:: Information given ::
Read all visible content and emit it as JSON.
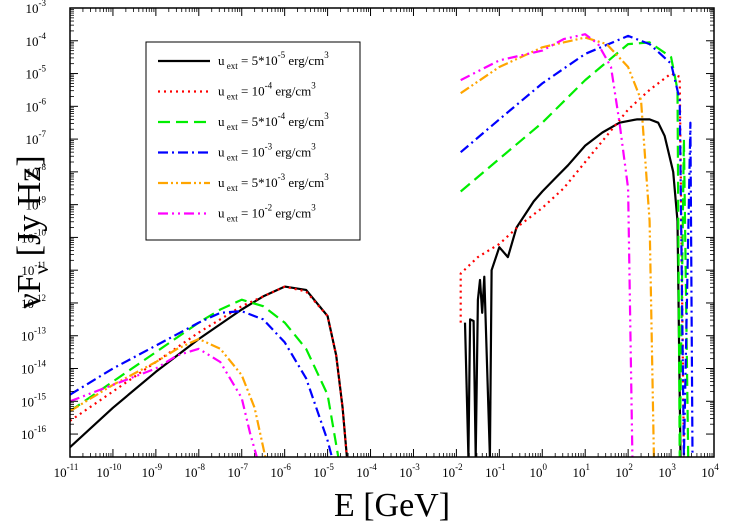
{
  "chart_data": {
    "type": "line",
    "xscale": "log",
    "yscale": "log",
    "xlim_exp": [
      -11,
      4
    ],
    "ylim_exp": [
      -16.7,
      -3
    ],
    "x_tick_exponents": [
      -11,
      -10,
      -9,
      -8,
      -7,
      -6,
      -5,
      -4,
      -3,
      -2,
      -1,
      0,
      1,
      2,
      3,
      4
    ],
    "y_tick_exponents": [
      -16,
      -15,
      -14,
      -13,
      -12,
      -11,
      -10,
      -9,
      -8,
      -7,
      -6,
      -5,
      -4,
      -3
    ],
    "tick_base": "10",
    "xlabel": "E [GeV]",
    "ylabel": {
      "main_left": "ν",
      "main_right": "F",
      "sub": "ν",
      "unit": " [Jy Hz]"
    },
    "legend": {
      "position": "top-left",
      "entries": [
        {
          "prefix": "u",
          "sub": "ext",
          "value": " = 5*10",
          "sup": "-5",
          "unit": " erg/cm",
          "unit_sup": "3"
        },
        {
          "prefix": "u",
          "sub": "ext",
          "value": " = 10",
          "sup": "-4",
          "unit": " erg/cm",
          "unit_sup": "3"
        },
        {
          "prefix": "u",
          "sub": "ext",
          "value": " = 5*10",
          "sup": "-4",
          "unit": " erg/cm",
          "unit_sup": "3"
        },
        {
          "prefix": "u",
          "sub": "ext",
          "value": " = 10",
          "sup": "-3",
          "unit": " erg/cm",
          "unit_sup": "3"
        },
        {
          "prefix": "u",
          "sub": "ext",
          "value": " =  5*10",
          "sup": "-3",
          "unit": " erg/cm",
          "unit_sup": "3"
        },
        {
          "prefix": "u",
          "sub": "ext",
          "value": " = 10",
          "sup": "-2",
          "unit": " erg/cm",
          "unit_sup": "3"
        }
      ]
    },
    "series": [
      {
        "name": "u_ext = 5*10^-5 erg/cm^3",
        "color": "#000000",
        "dash": "",
        "low": [
          [
            -11,
            -16.4
          ],
          [
            -10,
            -15.2
          ],
          [
            -9,
            -14.1
          ],
          [
            -8,
            -13.1
          ],
          [
            -7,
            -12.2
          ],
          [
            -6.5,
            -11.8
          ],
          [
            -6,
            -11.5
          ],
          [
            -5.5,
            -11.6
          ],
          [
            -5,
            -12.4
          ],
          [
            -4.8,
            -13.6
          ],
          [
            -4.65,
            -15.2
          ],
          [
            -4.55,
            -16.7
          ]
        ],
        "high": [
          [
            -1.8,
            -12.6
          ],
          [
            -1.72,
            -16.7
          ],
          [
            -1.68,
            -12.5
          ],
          [
            -1.6,
            -12.55
          ],
          [
            -1.55,
            -16.7
          ],
          [
            -1.5,
            -11.9
          ],
          [
            -1.45,
            -11.3
          ],
          [
            -1.4,
            -12.3
          ],
          [
            -1.35,
            -11.2
          ],
          [
            -1.22,
            -16.7
          ],
          [
            -1.18,
            -11.0
          ],
          [
            -1.0,
            -10.3
          ],
          [
            -0.8,
            -10.6
          ],
          [
            -0.6,
            -9.7
          ],
          [
            -0.4,
            -9.3
          ],
          [
            -0.2,
            -8.9
          ],
          [
            0.0,
            -8.6
          ],
          [
            0.3,
            -8.2
          ],
          [
            0.6,
            -7.8
          ],
          [
            1.0,
            -7.2
          ],
          [
            1.4,
            -6.8
          ],
          [
            1.8,
            -6.5
          ],
          [
            2.2,
            -6.4
          ],
          [
            2.5,
            -6.4
          ],
          [
            2.7,
            -6.5
          ],
          [
            2.85,
            -6.9
          ],
          [
            3.05,
            -8.0
          ],
          [
            3.15,
            -9.5
          ],
          [
            3.22,
            -16.7
          ]
        ]
      },
      {
        "name": "u_ext = 10^-4 erg/cm^3",
        "color": "#ff0000",
        "dash": "2,4",
        "low": [
          [
            -11,
            -15.6
          ],
          [
            -10,
            -14.7
          ],
          [
            -9,
            -13.8
          ],
          [
            -8,
            -12.9
          ],
          [
            -7,
            -12.1
          ],
          [
            -6.5,
            -11.8
          ],
          [
            -6,
            -11.5
          ],
          [
            -5.5,
            -11.65
          ],
          [
            -5,
            -12.4
          ],
          [
            -4.8,
            -13.6
          ],
          [
            -4.65,
            -15.2
          ],
          [
            -4.55,
            -16.7
          ]
        ],
        "high": [
          [
            -1.9,
            -12.6
          ],
          [
            -1.9,
            -11.1
          ],
          [
            -1.5,
            -10.6
          ],
          [
            -1.0,
            -10.2
          ],
          [
            -0.5,
            -9.6
          ],
          [
            0.0,
            -9.1
          ],
          [
            0.5,
            -8.5
          ],
          [
            1.0,
            -7.7
          ],
          [
            1.5,
            -6.9
          ],
          [
            2.0,
            -6.1
          ],
          [
            2.5,
            -5.5
          ],
          [
            3.0,
            -5.0
          ],
          [
            3.2,
            -5.1
          ],
          [
            3.3,
            -16.7
          ]
        ]
      },
      {
        "name": "u_ext = 5*10^-4 erg/cm^3",
        "color": "#00ee00",
        "dash": "12,6",
        "low": [
          [
            -11,
            -15.3
          ],
          [
            -10,
            -14.4
          ],
          [
            -9,
            -13.5
          ],
          [
            -8,
            -12.6
          ],
          [
            -7.5,
            -12.2
          ],
          [
            -7,
            -11.9
          ],
          [
            -6.5,
            -12.1
          ],
          [
            -6,
            -12.6
          ],
          [
            -5.5,
            -13.4
          ],
          [
            -5,
            -14.8
          ],
          [
            -4.75,
            -16.7
          ]
        ],
        "high": [
          [
            -1.9,
            -8.6
          ],
          [
            -1.0,
            -7.6
          ],
          [
            0.0,
            -6.5
          ],
          [
            1.0,
            -5.2
          ],
          [
            2.0,
            -4.1
          ],
          [
            2.5,
            -4.05
          ],
          [
            3.0,
            -4.5
          ],
          [
            3.15,
            -5.5
          ],
          [
            3.2,
            -16.7
          ],
          [
            3.3,
            -7.0
          ],
          [
            3.4,
            -16.7
          ]
        ]
      },
      {
        "name": "u_ext = 10^-3 erg/cm^3",
        "color": "#0000ff",
        "dash": "10,4,2,4",
        "low": [
          [
            -11,
            -14.8
          ],
          [
            -10,
            -14.0
          ],
          [
            -9,
            -13.3
          ],
          [
            -8,
            -12.6
          ],
          [
            -7.5,
            -12.3
          ],
          [
            -7,
            -12.25
          ],
          [
            -6.5,
            -12.5
          ],
          [
            -6,
            -13.2
          ],
          [
            -5.5,
            -14.3
          ],
          [
            -5,
            -16.2
          ],
          [
            -4.9,
            -16.7
          ]
        ],
        "high": [
          [
            -1.9,
            -7.4
          ],
          [
            -1.0,
            -6.4
          ],
          [
            0.0,
            -5.3
          ],
          [
            1.0,
            -4.4
          ],
          [
            2.0,
            -3.85
          ],
          [
            2.5,
            -4.1
          ],
          [
            3.0,
            -4.7
          ],
          [
            3.2,
            -5.8
          ],
          [
            3.3,
            -16.7
          ],
          [
            3.45,
            -6.5
          ],
          [
            3.5,
            -16.7
          ]
        ]
      },
      {
        "name": "u_ext = 5*10^-3 erg/cm^3",
        "color": "#ffa500",
        "dash": "10,3,2,3,2,3",
        "low": [
          [
            -11,
            -15.3
          ],
          [
            -10,
            -14.5
          ],
          [
            -9,
            -13.8
          ],
          [
            -8.5,
            -13.4
          ],
          [
            -8,
            -13.1
          ],
          [
            -7.5,
            -13.4
          ],
          [
            -7,
            -14.2
          ],
          [
            -6.7,
            -15.2
          ],
          [
            -6.45,
            -16.7
          ]
        ],
        "high": [
          [
            -1.9,
            -5.6
          ],
          [
            -1.0,
            -4.8
          ],
          [
            0.0,
            -4.2
          ],
          [
            1.0,
            -3.9
          ],
          [
            1.5,
            -4.1
          ],
          [
            2.0,
            -4.8
          ],
          [
            2.3,
            -5.8
          ],
          [
            2.5,
            -9.5
          ],
          [
            2.6,
            -16.7
          ]
        ]
      },
      {
        "name": "u_ext = 10^-2 erg/cm^3",
        "color": "#ff00ff",
        "dash": "10,4,2,4,2,4",
        "low": [
          [
            -11,
            -15.0
          ],
          [
            -10,
            -14.5
          ],
          [
            -9,
            -14.0
          ],
          [
            -8.5,
            -13.6
          ],
          [
            -8,
            -13.4
          ],
          [
            -7.5,
            -13.8
          ],
          [
            -7,
            -14.9
          ],
          [
            -6.8,
            -16.0
          ],
          [
            -6.65,
            -16.7
          ]
        ],
        "high": [
          [
            -1.9,
            -5.2
          ],
          [
            -1.0,
            -4.6
          ],
          [
            0.0,
            -4.3
          ],
          [
            0.5,
            -3.95
          ],
          [
            1.0,
            -3.8
          ],
          [
            1.3,
            -4.1
          ],
          [
            1.6,
            -4.8
          ],
          [
            1.8,
            -6.5
          ],
          [
            2.0,
            -8.5
          ],
          [
            2.1,
            -16.7
          ]
        ]
      }
    ]
  }
}
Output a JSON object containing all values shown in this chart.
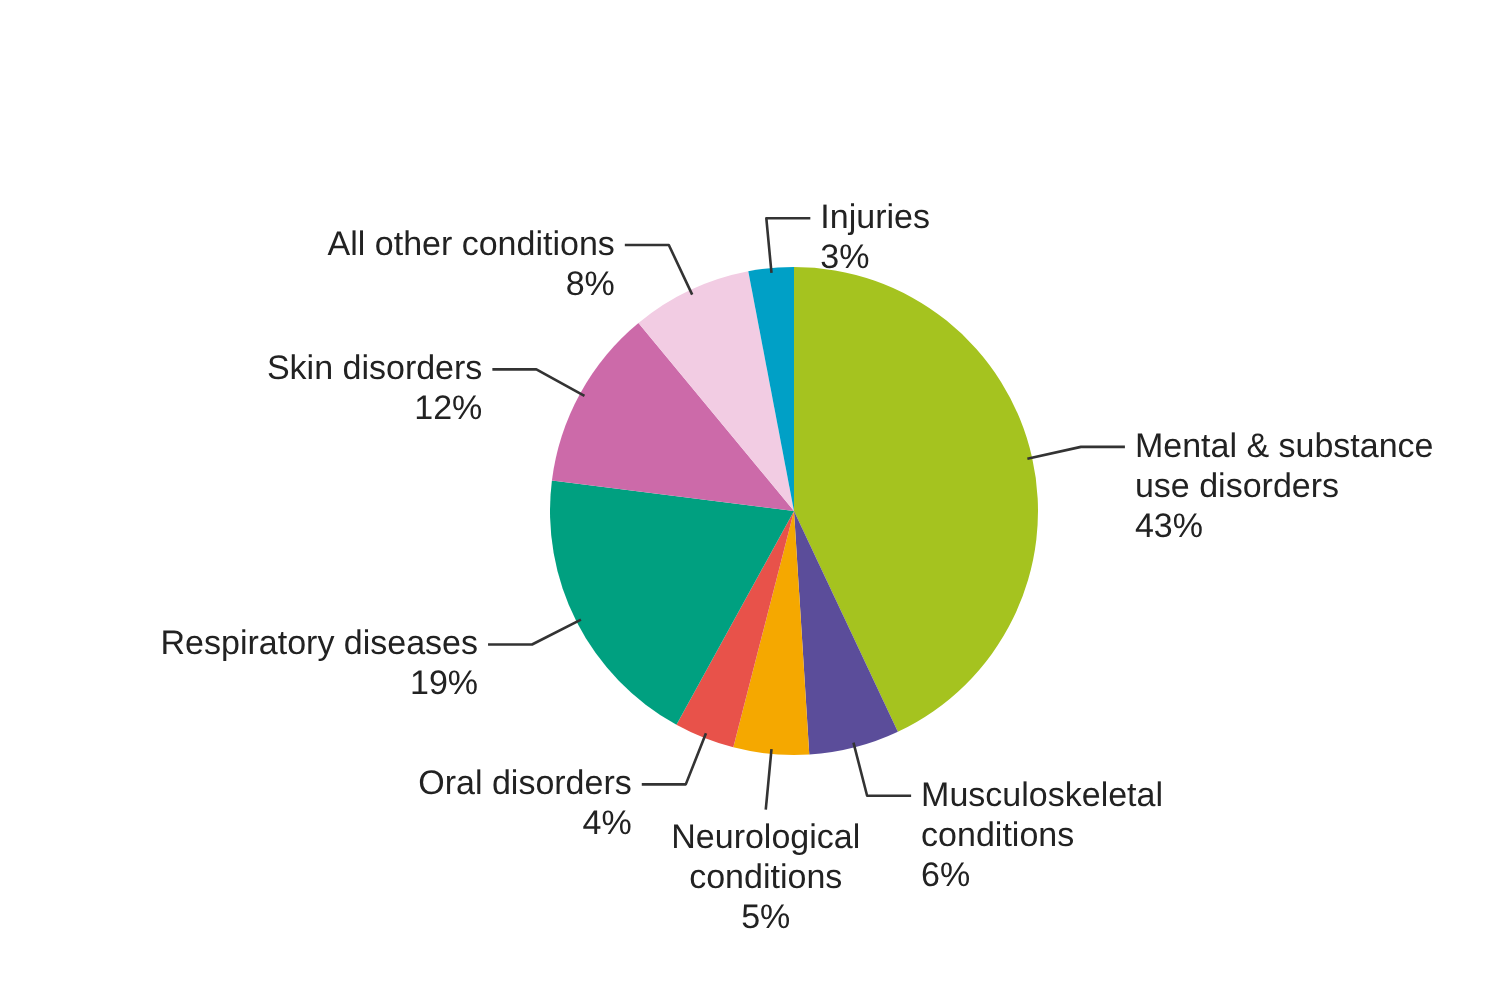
{
  "chart_data": {
    "type": "pie",
    "categories": [
      "Mental & substance use disorders",
      "Musculoskeletal conditions",
      "Neurological conditions",
      "Oral disorders",
      "Respiratory diseases",
      "Skin disorders",
      "All other conditions",
      "Injuries"
    ],
    "values": [
      43,
      6,
      5,
      4,
      19,
      12,
      8,
      3
    ],
    "value_labels": [
      "43%",
      "6%",
      "5%",
      "4%",
      "19%",
      "12%",
      "8%",
      "3%"
    ],
    "colors": [
      "#a5c31f",
      "#5b4d9a",
      "#f5a800",
      "#e8524a",
      "#00a080",
      "#cc6aa9",
      "#f2cce3",
      "#00a0c6"
    ]
  }
}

:: Aim of the exercise ::
Your copy should consist only of the lines from the line holding "Output a JSON" through the final line of the listing above, both included, with all pictures omitted.

:: Correct answer ::
Output a JSON object containing all values shown in this chart.
{
  "chart_data": {
    "type": "pie",
    "categories": [
      "Mental & substance use disorders",
      "Musculoskeletal conditions",
      "Neurological conditions",
      "Oral disorders",
      "Respiratory diseases",
      "Skin disorders",
      "All other conditions",
      "Injuries"
    ],
    "values": [
      43,
      6,
      5,
      4,
      19,
      12,
      8,
      3
    ],
    "value_labels": [
      "43%",
      "6%",
      "5%",
      "4%",
      "19%",
      "12%",
      "8%",
      "3%"
    ],
    "colors": [
      "#a5c31f",
      "#5b4d9a",
      "#f5a800",
      "#e8524a",
      "#00a080",
      "#cc6aa9",
      "#f2cce3",
      "#00a0c6"
    ]
  }
}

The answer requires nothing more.